-- start --
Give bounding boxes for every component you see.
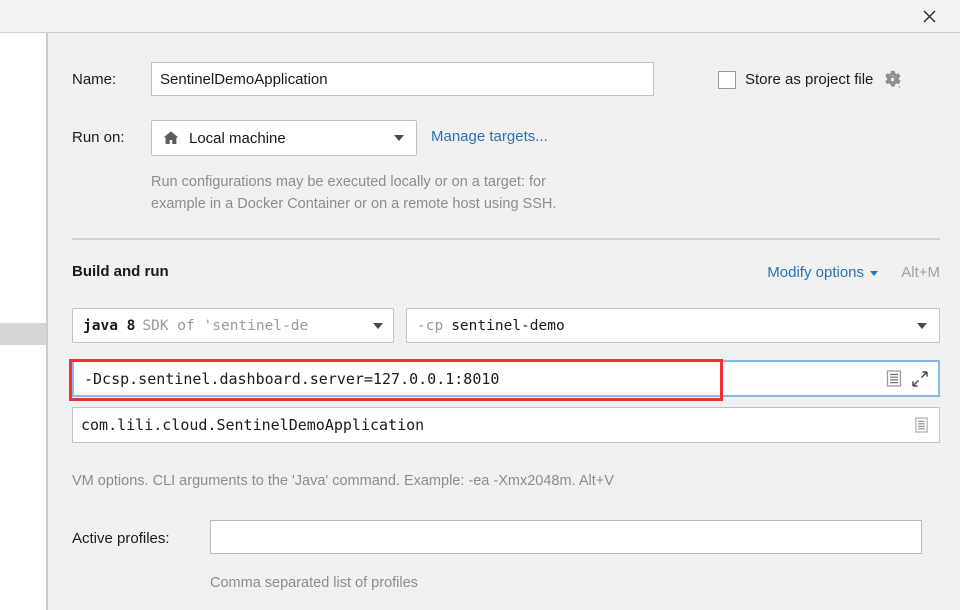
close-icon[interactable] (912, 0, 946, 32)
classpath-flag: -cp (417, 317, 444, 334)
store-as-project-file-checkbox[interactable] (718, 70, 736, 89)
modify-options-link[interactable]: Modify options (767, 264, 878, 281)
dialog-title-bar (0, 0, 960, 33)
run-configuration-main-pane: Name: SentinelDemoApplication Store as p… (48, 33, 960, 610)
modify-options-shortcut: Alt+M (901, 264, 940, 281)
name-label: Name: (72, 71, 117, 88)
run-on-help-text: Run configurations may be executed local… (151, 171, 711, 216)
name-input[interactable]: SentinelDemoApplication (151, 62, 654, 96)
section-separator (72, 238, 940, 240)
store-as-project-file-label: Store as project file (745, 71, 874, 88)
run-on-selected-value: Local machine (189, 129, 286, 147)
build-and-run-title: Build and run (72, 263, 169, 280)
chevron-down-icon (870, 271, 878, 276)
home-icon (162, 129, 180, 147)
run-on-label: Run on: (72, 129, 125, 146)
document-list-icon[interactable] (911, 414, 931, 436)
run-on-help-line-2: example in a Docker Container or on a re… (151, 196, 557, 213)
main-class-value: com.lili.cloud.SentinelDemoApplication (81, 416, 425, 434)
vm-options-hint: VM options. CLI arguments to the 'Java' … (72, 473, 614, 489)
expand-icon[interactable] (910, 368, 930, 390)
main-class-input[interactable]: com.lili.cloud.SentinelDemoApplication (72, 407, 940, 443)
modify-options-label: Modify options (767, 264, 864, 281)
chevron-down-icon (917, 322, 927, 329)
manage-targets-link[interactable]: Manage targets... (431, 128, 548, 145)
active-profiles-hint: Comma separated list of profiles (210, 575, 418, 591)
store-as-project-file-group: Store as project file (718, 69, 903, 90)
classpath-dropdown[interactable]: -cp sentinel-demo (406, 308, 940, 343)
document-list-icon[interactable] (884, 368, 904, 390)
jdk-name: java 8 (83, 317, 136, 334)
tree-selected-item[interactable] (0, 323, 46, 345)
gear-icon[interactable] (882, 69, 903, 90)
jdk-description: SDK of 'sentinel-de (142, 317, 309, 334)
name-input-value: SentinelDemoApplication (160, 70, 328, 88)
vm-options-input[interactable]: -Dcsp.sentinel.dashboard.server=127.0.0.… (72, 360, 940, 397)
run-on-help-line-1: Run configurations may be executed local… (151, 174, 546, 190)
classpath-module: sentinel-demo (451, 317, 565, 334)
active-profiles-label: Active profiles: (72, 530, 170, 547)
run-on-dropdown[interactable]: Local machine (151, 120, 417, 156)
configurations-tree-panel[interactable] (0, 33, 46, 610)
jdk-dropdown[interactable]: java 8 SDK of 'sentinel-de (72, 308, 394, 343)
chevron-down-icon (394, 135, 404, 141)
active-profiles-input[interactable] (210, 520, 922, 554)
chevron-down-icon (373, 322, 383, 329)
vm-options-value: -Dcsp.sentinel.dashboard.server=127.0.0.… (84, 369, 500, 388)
-- end --
## The task
Rewrite the records above, replacing "Local machine" with "Remote target" everywhere and leaving everything else unchanged. Leave the pictures out of your answer.

## Solution for this problem
Give bounding boxes for every component you see.
close-icon[interactable] (912, 0, 946, 32)
classpath-flag: -cp (417, 317, 444, 334)
store-as-project-file-checkbox[interactable] (718, 70, 736, 89)
modify-options-link[interactable]: Modify options (767, 264, 878, 281)
dialog-title-bar (0, 0, 960, 33)
run-configuration-main-pane: Name: SentinelDemoApplication Store as p… (48, 33, 960, 610)
modify-options-shortcut: Alt+M (901, 264, 940, 281)
name-label: Name: (72, 71, 117, 88)
run-on-help-text: Run configurations may be executed local… (151, 171, 711, 216)
name-input[interactable]: SentinelDemoApplication (151, 62, 654, 96)
section-separator (72, 238, 940, 240)
store-as-project-file-label: Store as project file (745, 71, 874, 88)
run-on-selected-value: Remote target (189, 129, 286, 147)
build-and-run-title: Build and run (72, 263, 169, 280)
chevron-down-icon (870, 271, 878, 276)
home-icon (162, 129, 180, 147)
run-on-label: Run on: (72, 129, 125, 146)
document-list-icon[interactable] (911, 414, 931, 436)
run-on-help-line-2: example in a Docker Container or on a re… (151, 196, 557, 213)
main-class-value: com.lili.cloud.SentinelDemoApplication (81, 416, 425, 434)
vm-options-hint: VM options. CLI arguments to the 'Java' … (72, 473, 614, 489)
expand-icon[interactable] (910, 368, 930, 390)
main-class-input[interactable]: com.lili.cloud.SentinelDemoApplication (72, 407, 940, 443)
modify-options-label: Modify options (767, 264, 864, 281)
chevron-down-icon (917, 322, 927, 329)
manage-targets-link[interactable]: Manage targets... (431, 128, 548, 145)
active-profiles-hint: Comma separated list of profiles (210, 575, 418, 591)
store-as-project-file-group: Store as project file (718, 69, 903, 90)
classpath-dropdown[interactable]: -cp sentinel-demo (406, 308, 940, 343)
document-list-icon[interactable] (884, 368, 904, 390)
jdk-name: java 8 (83, 317, 136, 334)
tree-selected-item[interactable] (0, 323, 46, 345)
gear-icon[interactable] (882, 69, 903, 90)
jdk-description: SDK of 'sentinel-de (142, 317, 309, 334)
name-input-value: SentinelDemoApplication (160, 70, 328, 88)
vm-options-input[interactable]: -Dcsp.sentinel.dashboard.server=127.0.0.… (72, 360, 940, 397)
run-on-help-line-1: Run configurations may be executed local… (151, 174, 546, 190)
classpath-module: sentinel-demo (451, 317, 565, 334)
active-profiles-label: Active profiles: (72, 530, 170, 547)
run-on-dropdown[interactable]: Remote target (151, 120, 417, 156)
configurations-tree-panel[interactable] (0, 33, 46, 610)
jdk-dropdown[interactable]: java 8 SDK of 'sentinel-de (72, 308, 394, 343)
chevron-down-icon (394, 135, 404, 141)
active-profiles-input[interactable] (210, 520, 922, 554)
chevron-down-icon (373, 322, 383, 329)
vm-options-value: -Dcsp.sentinel.dashboard.server=127.0.0.… (84, 369, 500, 388)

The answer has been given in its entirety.